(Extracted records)
------------------------------------------------------------

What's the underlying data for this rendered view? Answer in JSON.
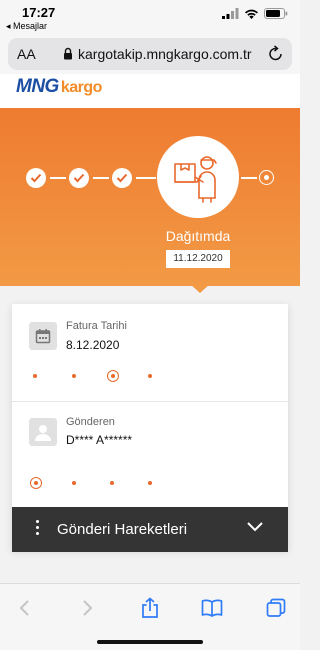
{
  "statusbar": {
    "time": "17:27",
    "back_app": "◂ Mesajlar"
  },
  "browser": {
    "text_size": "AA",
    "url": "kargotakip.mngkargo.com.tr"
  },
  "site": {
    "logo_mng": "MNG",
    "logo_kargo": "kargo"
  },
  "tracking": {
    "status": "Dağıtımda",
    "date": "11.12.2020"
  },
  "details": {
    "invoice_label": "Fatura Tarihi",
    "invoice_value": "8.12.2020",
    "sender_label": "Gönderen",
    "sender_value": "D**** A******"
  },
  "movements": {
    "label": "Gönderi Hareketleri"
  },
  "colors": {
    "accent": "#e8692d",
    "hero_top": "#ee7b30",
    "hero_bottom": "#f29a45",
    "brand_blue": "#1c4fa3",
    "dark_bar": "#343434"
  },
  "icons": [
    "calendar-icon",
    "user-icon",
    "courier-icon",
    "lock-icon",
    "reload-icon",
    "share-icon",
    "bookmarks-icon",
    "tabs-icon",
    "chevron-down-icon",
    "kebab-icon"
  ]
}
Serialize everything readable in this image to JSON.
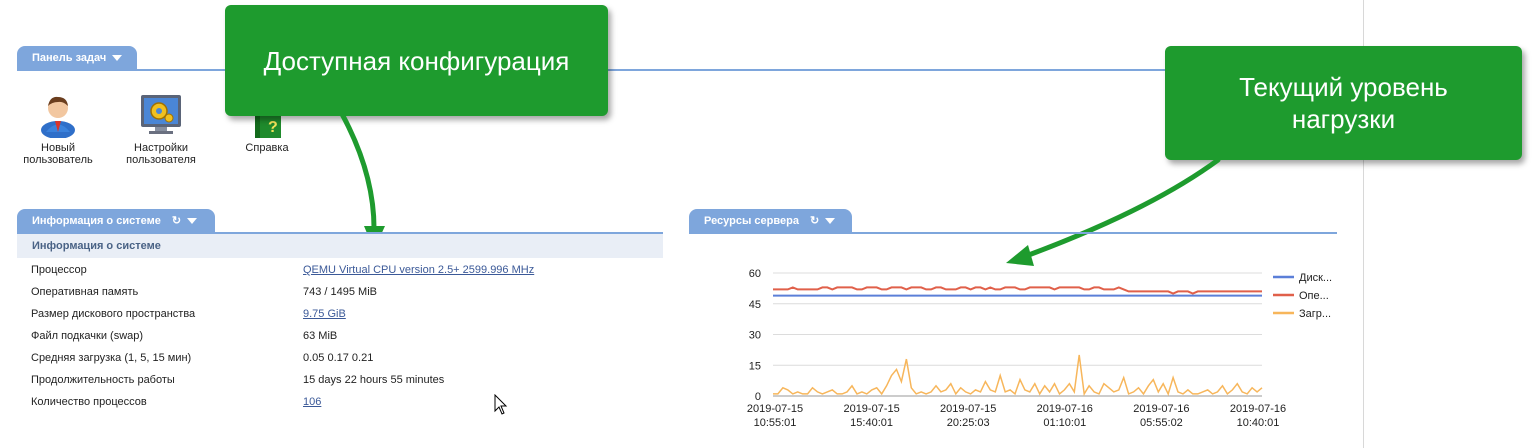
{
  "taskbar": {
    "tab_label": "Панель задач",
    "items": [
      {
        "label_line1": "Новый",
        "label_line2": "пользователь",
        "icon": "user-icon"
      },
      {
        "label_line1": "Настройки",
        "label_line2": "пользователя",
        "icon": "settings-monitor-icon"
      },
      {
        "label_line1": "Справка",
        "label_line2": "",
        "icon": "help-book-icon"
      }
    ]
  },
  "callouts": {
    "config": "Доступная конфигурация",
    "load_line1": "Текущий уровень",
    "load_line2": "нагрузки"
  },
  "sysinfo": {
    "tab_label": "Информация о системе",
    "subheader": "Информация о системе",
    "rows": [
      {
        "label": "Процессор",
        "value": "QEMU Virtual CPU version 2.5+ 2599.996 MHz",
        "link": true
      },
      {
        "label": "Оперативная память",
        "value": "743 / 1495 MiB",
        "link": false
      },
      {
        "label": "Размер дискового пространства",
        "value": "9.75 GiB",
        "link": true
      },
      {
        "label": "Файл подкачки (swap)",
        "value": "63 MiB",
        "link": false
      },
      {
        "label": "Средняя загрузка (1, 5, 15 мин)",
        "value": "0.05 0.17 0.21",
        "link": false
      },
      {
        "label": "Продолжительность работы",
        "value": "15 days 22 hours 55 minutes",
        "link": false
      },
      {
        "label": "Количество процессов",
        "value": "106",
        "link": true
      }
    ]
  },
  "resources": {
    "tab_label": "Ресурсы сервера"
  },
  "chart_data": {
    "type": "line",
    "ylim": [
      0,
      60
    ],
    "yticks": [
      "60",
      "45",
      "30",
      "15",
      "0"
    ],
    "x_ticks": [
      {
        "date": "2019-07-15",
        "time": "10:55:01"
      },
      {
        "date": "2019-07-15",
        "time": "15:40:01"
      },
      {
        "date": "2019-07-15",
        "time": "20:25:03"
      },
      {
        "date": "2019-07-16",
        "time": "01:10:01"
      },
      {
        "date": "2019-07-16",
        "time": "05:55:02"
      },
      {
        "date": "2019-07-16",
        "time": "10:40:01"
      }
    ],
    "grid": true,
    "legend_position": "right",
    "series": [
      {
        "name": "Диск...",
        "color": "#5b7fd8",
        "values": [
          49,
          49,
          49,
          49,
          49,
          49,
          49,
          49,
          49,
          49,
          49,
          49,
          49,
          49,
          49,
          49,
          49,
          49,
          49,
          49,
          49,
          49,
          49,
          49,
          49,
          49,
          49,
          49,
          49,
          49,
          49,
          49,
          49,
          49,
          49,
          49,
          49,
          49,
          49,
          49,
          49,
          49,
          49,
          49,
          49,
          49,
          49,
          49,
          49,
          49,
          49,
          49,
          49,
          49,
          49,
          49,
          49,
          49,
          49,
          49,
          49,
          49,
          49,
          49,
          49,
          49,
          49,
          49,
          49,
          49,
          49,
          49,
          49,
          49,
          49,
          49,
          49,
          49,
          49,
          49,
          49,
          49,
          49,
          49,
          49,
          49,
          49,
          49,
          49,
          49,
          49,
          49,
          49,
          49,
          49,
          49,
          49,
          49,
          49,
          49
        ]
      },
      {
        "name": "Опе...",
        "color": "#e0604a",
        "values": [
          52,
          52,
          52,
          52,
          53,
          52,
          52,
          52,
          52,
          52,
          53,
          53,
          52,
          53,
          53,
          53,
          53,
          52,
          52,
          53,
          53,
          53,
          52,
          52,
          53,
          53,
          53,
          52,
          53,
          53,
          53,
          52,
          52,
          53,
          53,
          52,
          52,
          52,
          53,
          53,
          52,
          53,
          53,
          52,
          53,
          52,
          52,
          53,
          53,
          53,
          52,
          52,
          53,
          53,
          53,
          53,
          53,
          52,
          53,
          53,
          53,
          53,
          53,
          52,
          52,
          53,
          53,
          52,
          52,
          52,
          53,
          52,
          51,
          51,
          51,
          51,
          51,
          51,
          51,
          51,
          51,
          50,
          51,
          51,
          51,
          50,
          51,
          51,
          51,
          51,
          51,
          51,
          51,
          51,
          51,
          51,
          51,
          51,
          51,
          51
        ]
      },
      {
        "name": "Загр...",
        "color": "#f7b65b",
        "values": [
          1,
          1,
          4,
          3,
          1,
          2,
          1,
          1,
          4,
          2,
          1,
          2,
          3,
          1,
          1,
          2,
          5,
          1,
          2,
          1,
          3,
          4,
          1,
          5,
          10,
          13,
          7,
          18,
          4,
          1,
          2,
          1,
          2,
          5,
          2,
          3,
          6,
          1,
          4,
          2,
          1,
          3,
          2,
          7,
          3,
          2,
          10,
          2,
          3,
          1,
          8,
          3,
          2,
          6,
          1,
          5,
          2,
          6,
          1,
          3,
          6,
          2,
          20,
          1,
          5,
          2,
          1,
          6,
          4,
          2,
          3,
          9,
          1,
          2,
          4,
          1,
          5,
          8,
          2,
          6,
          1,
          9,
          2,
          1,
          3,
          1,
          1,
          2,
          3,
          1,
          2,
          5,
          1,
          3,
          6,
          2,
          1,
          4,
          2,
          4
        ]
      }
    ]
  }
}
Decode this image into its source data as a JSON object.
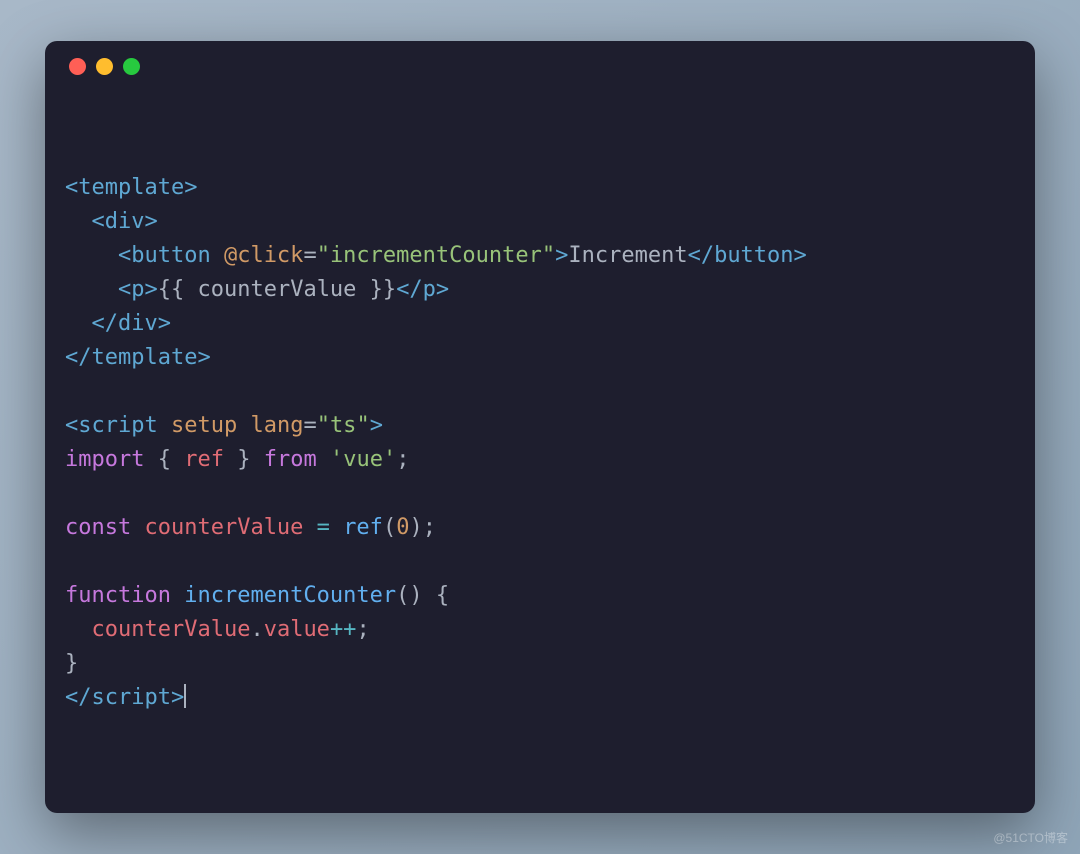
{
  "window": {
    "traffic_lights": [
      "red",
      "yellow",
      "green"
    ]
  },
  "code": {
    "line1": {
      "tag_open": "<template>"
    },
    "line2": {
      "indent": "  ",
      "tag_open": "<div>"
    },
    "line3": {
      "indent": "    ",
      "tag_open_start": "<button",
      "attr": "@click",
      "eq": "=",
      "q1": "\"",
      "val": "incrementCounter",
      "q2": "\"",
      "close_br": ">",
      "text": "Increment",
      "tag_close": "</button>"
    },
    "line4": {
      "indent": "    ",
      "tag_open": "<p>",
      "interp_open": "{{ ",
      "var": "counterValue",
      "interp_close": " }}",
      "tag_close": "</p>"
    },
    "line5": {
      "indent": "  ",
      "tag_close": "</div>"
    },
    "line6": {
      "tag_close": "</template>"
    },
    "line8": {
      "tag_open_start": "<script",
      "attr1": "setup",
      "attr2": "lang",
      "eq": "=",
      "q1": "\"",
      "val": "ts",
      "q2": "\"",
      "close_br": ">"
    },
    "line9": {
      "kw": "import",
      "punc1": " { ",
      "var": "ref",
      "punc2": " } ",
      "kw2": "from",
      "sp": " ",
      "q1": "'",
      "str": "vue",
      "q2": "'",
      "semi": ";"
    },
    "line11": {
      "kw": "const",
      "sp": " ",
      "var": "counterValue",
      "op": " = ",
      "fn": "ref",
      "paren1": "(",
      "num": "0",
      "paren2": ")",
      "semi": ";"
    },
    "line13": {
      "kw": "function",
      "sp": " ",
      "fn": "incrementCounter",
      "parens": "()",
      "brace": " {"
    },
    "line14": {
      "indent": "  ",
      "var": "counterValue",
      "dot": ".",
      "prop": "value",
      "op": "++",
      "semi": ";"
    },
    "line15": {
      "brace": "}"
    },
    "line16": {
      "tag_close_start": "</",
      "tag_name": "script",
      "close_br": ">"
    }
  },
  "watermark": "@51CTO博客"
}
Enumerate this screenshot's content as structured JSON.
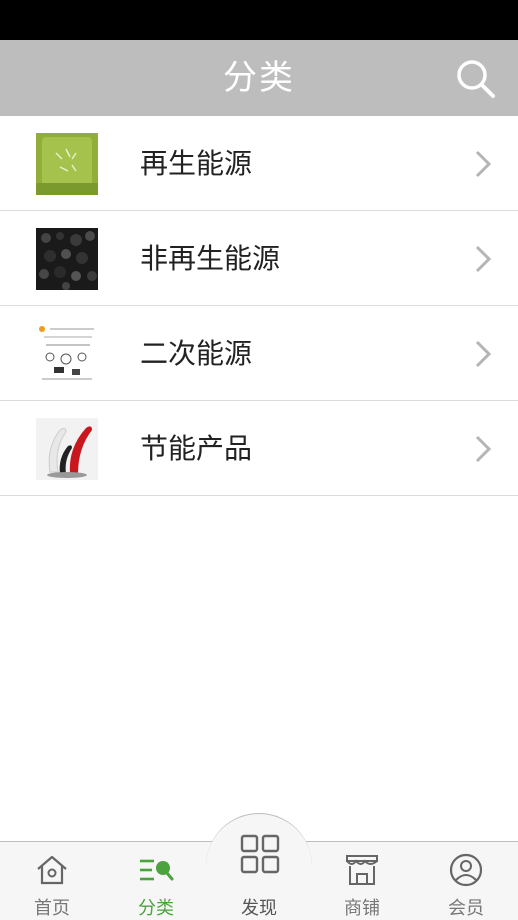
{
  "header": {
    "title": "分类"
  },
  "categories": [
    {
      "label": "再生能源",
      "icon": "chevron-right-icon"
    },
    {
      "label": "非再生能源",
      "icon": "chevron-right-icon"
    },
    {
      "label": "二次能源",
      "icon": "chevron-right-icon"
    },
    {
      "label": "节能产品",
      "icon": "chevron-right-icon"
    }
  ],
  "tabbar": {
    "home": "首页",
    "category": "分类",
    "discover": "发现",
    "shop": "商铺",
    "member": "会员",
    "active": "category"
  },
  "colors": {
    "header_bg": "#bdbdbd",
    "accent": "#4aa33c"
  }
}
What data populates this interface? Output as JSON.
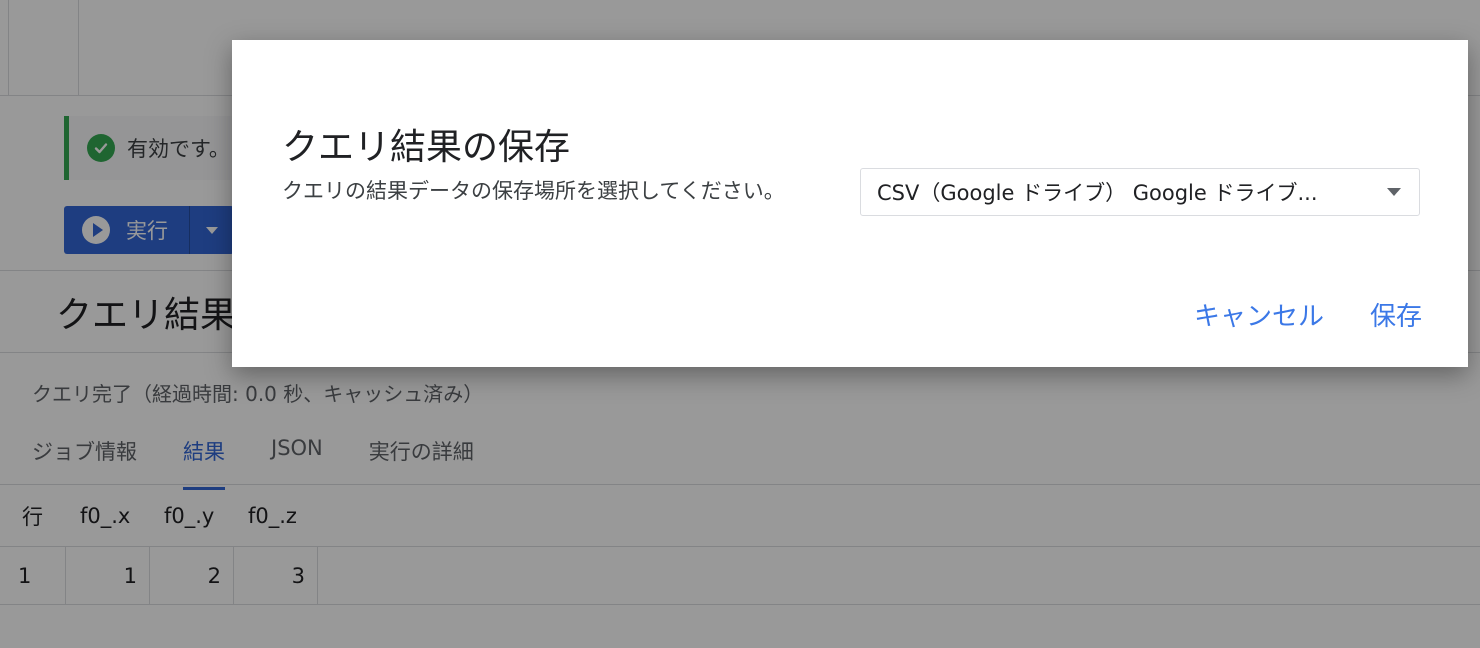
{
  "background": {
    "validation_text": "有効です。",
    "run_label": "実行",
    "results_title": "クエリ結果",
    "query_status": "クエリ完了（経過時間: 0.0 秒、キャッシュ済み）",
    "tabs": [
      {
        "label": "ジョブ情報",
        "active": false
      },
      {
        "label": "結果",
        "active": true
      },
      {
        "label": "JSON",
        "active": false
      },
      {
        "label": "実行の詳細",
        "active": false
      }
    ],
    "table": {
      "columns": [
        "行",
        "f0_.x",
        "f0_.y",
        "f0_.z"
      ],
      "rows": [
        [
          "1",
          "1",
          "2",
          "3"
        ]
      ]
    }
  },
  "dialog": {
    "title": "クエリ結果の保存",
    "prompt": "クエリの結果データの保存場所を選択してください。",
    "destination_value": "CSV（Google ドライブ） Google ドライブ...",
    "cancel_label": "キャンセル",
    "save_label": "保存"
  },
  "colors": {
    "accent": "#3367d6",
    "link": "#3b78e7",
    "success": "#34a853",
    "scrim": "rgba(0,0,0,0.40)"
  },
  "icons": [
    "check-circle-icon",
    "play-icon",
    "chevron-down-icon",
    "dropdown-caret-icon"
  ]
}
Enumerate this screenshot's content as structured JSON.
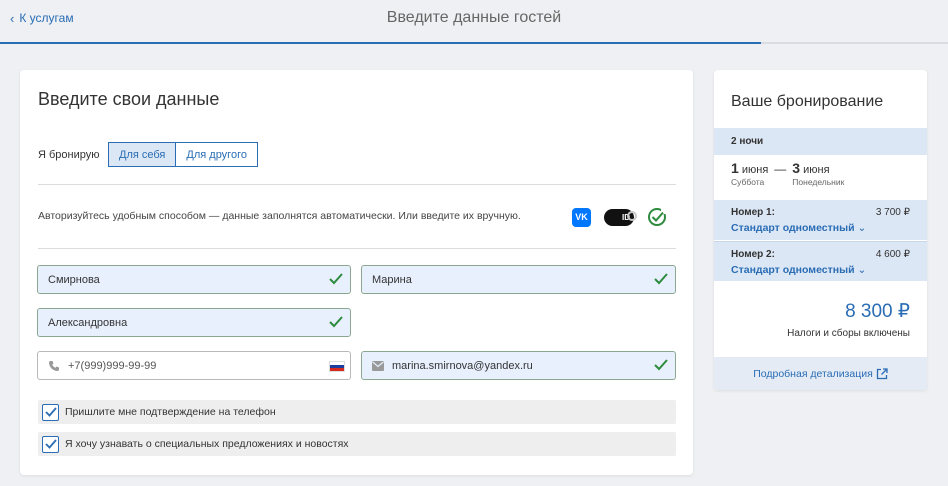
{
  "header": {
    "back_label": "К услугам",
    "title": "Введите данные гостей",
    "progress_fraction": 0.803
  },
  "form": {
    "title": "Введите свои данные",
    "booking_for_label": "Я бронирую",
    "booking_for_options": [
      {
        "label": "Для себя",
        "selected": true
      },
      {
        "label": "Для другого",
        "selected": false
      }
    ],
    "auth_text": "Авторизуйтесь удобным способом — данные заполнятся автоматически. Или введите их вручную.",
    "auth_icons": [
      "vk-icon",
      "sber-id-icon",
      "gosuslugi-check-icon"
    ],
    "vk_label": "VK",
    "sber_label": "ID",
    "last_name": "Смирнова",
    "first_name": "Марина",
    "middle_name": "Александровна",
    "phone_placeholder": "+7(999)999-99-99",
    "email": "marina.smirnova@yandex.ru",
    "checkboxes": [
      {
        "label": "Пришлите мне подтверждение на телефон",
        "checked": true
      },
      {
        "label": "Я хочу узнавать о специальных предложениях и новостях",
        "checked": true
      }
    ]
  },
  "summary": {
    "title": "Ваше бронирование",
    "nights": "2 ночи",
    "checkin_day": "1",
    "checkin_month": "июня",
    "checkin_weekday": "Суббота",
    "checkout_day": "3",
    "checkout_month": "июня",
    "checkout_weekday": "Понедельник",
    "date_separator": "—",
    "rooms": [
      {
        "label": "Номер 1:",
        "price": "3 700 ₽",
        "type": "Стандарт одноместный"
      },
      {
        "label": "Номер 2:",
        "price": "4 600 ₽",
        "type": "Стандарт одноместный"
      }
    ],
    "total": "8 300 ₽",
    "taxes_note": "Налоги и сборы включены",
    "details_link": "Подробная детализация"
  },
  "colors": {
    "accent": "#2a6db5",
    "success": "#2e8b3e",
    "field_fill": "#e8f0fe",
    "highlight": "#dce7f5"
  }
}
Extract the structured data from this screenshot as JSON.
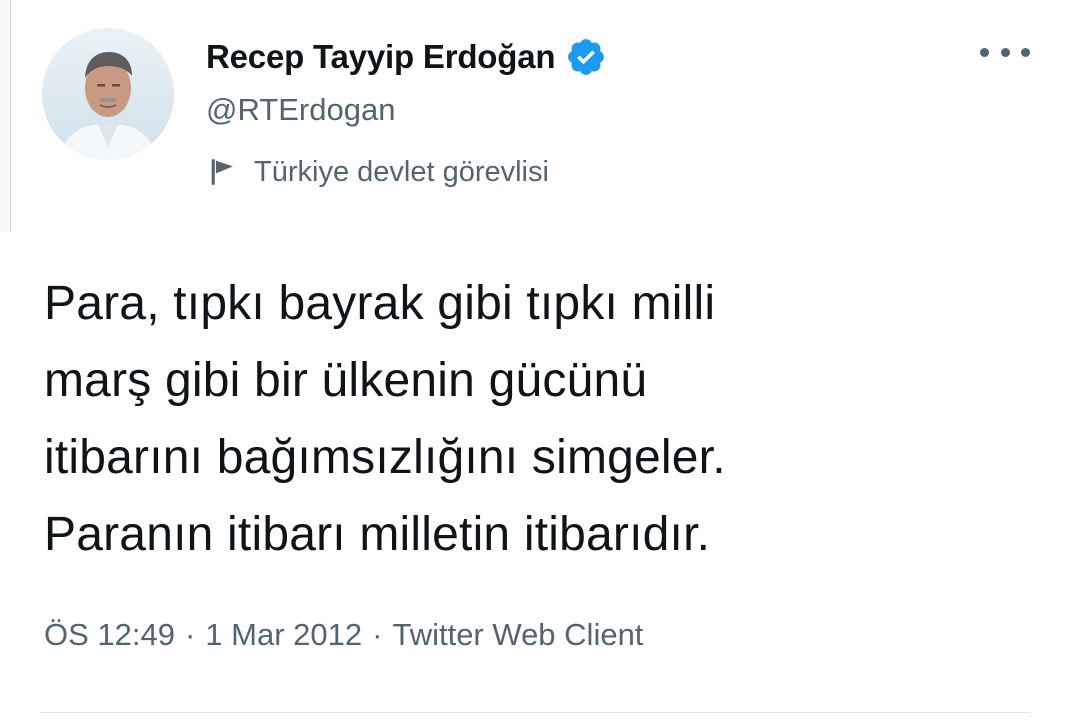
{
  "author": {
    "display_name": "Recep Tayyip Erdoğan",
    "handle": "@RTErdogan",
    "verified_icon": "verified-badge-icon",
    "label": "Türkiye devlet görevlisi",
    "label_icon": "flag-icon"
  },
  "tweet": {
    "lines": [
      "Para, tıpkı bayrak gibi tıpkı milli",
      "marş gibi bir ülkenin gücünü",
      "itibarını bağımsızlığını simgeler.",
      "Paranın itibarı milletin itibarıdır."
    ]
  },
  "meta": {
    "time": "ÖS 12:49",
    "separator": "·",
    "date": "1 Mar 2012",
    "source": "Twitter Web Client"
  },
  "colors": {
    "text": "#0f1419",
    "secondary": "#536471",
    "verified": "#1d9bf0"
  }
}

------------------------------------------------------------

## Task requirements
Tally up how many lines in the preceding listing contain the word "системе". Give nothing but the number.

## Solution for this exercise
2